### DIRECTIONS FOR THIS TASK
Copy, from the entries below, each line where the word "text" can be found.

[Dataset rows]
** BEGIN **
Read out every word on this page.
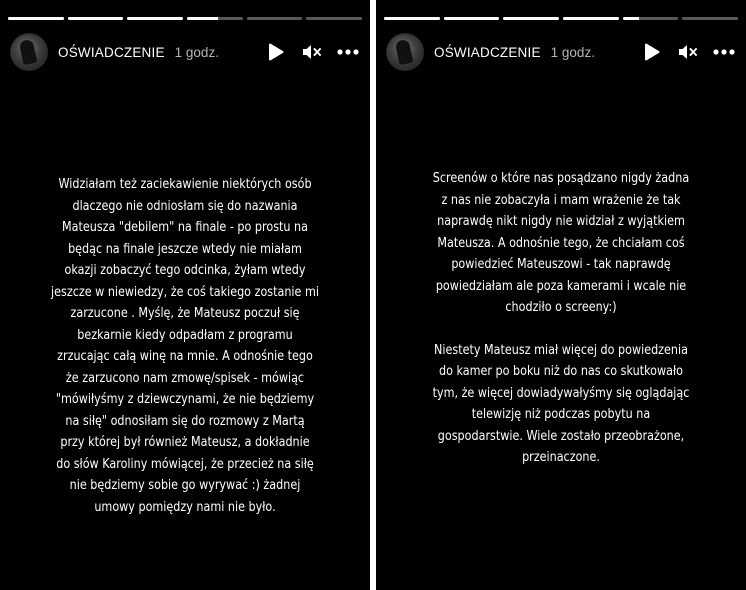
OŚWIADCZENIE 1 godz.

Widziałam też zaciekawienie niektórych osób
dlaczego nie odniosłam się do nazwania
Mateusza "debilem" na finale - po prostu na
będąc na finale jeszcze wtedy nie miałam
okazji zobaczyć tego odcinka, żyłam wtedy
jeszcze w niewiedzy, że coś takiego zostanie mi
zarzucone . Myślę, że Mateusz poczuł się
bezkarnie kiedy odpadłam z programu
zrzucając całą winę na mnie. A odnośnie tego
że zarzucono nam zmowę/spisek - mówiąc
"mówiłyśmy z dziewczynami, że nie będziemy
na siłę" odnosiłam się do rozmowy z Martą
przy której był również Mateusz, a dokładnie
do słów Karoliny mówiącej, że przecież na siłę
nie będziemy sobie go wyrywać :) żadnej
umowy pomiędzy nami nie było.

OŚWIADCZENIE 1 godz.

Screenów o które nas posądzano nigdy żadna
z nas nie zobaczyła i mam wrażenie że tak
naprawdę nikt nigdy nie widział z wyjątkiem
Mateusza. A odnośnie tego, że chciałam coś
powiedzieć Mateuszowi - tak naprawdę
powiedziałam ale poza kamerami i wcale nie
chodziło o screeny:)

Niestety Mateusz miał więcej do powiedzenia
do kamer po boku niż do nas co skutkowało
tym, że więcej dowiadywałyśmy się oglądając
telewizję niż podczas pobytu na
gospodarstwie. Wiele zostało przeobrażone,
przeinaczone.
** END **
** BEGIN **
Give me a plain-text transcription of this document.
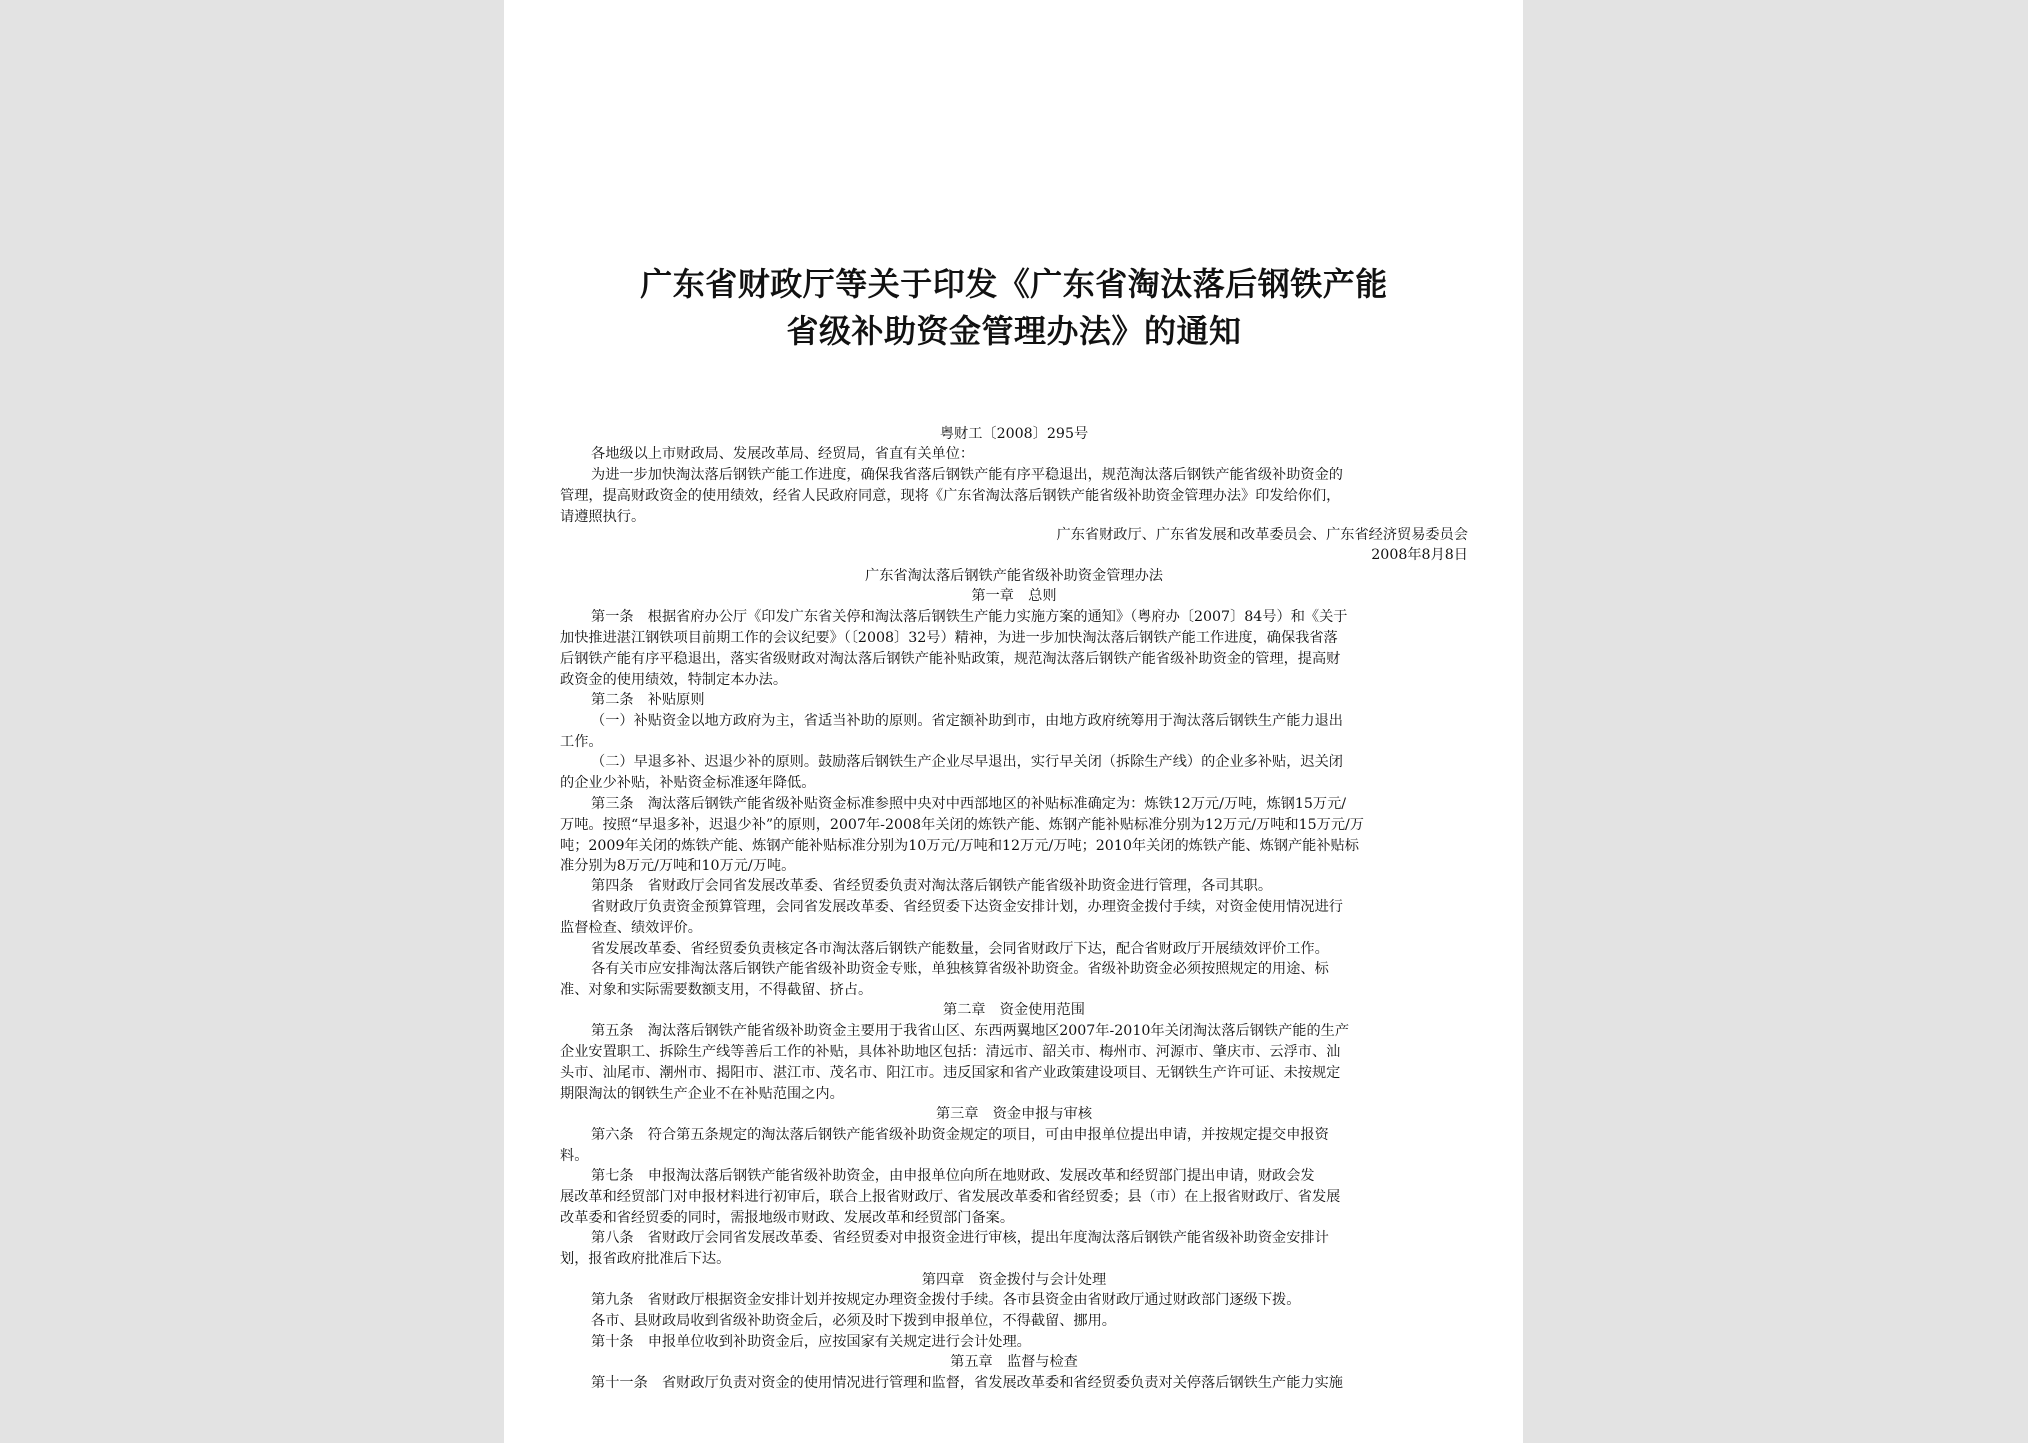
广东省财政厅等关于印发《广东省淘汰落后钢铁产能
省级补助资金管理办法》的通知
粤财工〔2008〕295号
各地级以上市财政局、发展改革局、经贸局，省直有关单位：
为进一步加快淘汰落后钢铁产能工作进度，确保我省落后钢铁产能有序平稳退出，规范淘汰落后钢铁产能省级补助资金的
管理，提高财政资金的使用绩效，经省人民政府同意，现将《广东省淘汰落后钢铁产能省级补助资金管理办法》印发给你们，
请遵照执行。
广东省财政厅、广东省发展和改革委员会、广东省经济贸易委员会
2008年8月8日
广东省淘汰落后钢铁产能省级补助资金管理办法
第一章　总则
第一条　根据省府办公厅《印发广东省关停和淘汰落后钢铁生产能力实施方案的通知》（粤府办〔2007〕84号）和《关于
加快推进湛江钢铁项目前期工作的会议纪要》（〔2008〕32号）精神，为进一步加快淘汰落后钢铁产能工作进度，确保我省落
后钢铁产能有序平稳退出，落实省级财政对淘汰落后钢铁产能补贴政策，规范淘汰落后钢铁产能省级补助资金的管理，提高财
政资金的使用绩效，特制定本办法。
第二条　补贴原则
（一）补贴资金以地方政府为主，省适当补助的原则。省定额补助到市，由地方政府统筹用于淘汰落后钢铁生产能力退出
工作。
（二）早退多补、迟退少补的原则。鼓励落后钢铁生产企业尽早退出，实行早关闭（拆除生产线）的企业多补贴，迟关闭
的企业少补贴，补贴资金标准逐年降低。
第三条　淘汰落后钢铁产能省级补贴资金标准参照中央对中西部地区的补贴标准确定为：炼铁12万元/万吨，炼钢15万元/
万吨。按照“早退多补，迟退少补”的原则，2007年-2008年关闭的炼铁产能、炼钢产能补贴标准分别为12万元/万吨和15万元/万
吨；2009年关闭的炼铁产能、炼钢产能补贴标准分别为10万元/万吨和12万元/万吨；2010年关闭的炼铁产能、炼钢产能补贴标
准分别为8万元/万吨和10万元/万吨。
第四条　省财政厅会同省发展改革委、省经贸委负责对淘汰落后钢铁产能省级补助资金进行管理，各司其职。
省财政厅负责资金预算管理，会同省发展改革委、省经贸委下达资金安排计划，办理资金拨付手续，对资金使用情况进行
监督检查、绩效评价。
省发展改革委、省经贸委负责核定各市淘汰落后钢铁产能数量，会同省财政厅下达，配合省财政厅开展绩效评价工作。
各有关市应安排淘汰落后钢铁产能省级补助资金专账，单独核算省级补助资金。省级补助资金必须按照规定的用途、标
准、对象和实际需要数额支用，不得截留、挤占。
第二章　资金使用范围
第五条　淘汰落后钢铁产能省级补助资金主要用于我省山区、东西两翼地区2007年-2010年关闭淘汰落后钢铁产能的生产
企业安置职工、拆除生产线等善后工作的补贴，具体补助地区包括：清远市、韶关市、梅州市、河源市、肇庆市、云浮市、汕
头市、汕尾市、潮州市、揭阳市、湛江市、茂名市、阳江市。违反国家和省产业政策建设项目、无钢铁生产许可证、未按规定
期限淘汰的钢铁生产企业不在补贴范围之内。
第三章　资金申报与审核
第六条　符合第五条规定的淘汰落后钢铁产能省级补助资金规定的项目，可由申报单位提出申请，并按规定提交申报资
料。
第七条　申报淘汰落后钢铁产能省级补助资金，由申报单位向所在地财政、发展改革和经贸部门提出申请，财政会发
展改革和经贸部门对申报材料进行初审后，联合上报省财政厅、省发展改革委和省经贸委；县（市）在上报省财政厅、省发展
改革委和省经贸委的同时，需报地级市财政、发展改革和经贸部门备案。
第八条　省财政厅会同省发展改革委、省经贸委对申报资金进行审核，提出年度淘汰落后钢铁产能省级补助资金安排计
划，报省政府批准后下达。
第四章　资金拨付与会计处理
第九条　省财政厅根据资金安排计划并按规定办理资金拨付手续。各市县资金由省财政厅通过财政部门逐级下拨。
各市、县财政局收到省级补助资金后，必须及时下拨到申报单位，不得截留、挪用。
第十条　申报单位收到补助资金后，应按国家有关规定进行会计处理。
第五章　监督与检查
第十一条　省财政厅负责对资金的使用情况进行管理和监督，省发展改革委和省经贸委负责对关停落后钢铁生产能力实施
** END **
** BEGIN **
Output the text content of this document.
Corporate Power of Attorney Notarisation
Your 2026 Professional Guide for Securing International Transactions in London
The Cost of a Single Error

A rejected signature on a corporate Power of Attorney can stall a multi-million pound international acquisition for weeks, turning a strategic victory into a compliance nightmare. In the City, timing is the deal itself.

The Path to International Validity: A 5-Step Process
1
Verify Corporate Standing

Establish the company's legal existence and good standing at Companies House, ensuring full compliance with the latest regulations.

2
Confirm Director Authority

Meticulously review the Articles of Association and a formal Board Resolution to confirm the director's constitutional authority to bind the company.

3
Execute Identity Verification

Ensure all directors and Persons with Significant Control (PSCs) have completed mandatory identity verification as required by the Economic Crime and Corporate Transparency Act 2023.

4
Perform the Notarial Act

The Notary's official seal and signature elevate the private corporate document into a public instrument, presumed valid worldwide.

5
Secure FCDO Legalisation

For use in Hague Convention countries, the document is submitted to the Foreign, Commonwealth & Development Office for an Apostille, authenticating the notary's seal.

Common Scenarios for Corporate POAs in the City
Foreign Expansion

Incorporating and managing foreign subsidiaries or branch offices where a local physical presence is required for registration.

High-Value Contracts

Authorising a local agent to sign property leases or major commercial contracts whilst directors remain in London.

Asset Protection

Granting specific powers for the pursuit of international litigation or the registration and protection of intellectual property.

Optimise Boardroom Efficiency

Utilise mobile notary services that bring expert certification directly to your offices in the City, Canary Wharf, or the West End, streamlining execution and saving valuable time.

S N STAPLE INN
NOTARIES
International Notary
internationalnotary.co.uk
** END **
### TASK SOLUTION
Give me a plain-text transcription of this document.
Output the text content of this document.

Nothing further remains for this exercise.